> _AIM_:
Each entry has to be copied exactly, with nothing missed.

════

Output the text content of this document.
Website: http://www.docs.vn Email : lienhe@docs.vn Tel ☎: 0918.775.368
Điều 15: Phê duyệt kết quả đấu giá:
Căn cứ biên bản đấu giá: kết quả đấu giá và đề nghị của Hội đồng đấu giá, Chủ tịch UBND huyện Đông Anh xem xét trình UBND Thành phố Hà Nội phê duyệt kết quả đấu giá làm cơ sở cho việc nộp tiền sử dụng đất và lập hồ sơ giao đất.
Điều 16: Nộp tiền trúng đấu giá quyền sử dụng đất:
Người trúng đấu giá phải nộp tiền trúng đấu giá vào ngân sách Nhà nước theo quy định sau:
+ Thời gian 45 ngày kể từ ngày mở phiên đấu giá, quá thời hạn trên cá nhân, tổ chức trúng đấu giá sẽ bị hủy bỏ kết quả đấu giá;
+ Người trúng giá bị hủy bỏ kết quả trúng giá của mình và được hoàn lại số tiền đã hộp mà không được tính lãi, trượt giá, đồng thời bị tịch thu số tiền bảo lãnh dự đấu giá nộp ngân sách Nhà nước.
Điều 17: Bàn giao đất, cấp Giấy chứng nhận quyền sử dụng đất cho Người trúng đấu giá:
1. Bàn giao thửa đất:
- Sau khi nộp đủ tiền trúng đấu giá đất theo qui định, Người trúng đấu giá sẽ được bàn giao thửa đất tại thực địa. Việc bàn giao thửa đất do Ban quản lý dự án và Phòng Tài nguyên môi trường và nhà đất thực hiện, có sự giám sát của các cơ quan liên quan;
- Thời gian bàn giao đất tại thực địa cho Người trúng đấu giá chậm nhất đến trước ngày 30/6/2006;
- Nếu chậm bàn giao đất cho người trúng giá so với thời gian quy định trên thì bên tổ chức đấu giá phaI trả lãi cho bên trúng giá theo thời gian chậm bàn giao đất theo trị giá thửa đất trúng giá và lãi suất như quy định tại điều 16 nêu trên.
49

════

> _ANSWER TO THIS PROBLEM_:
Output the text content of this document.
Website: http://www.docs.vn Email : lienhe@docs.vn Tel ☎: 0918.775.368
Điều 15: Phê duyệt kết quả đấu giá:
Căn cứ biên bản đấu giá: kết quả đấu giá và đề nghị của Hội đồng đấu giá, Chủ tịch UBND huyện Đông Anh xem xét trình UBND Thành phố Hà Nội phê duyệt kết quả đấu giá làm cơ sở cho việc nộp tiền sử dụng đất và lập hồ sơ giao đất.
Điều 16: Nộp tiền trúng đấu giá quyền sử dụng đất:
Người trúng đấu giá phải nộp tiền trúng đấu giá vào ngân sách Nhà nước theo quy định sau:
+ Thời gian 45 ngày kể từ ngày mở phiên đấu giá, quá thời hạn trên cá nhân, tổ chức trúng đấu giá sẽ bị hủy bỏ kết quả đấu giá;
+ Người trúng giá bị hủy bỏ kết quả trúng giá của mình và được hoàn lại số tiền đã hộp mà không được tính lãi, trượt giá, đồng thời bị tịch thu số tiền bảo lãnh dự đấu giá nộp ngân sách Nhà nước.
Điều 17: Bàn giao đất, cấp Giấy chứng nhận quyền sử dụng đất cho Người trúng đấu giá:
1. Bàn giao thửa đất:
- Sau khi nộp đủ tiền trúng đấu giá đất theo qui định, Người trúng đấu giá sẽ được bàn giao thửa đất tại thực địa. Việc bàn giao thửa đất do Ban quản lý dự án và Phòng Tài nguyên môi trường và nhà đất thực hiện, có sự giám sát của các cơ quan liên quan;
- Thời gian bàn giao đất tại thực địa cho Người trúng đấu giá chậm nhất đến trước ngày 30/6/2006;
- Nếu chậm bàn giao đất cho người trúng giá so với thời gian quy định trên thì bên tổ chức đấu giá phaI trả lãi cho bên trúng giá theo thời gian chậm bàn giao đất theo trị giá thửa đất trúng giá và lãi suất như quy định tại điều 16 nêu trên.
49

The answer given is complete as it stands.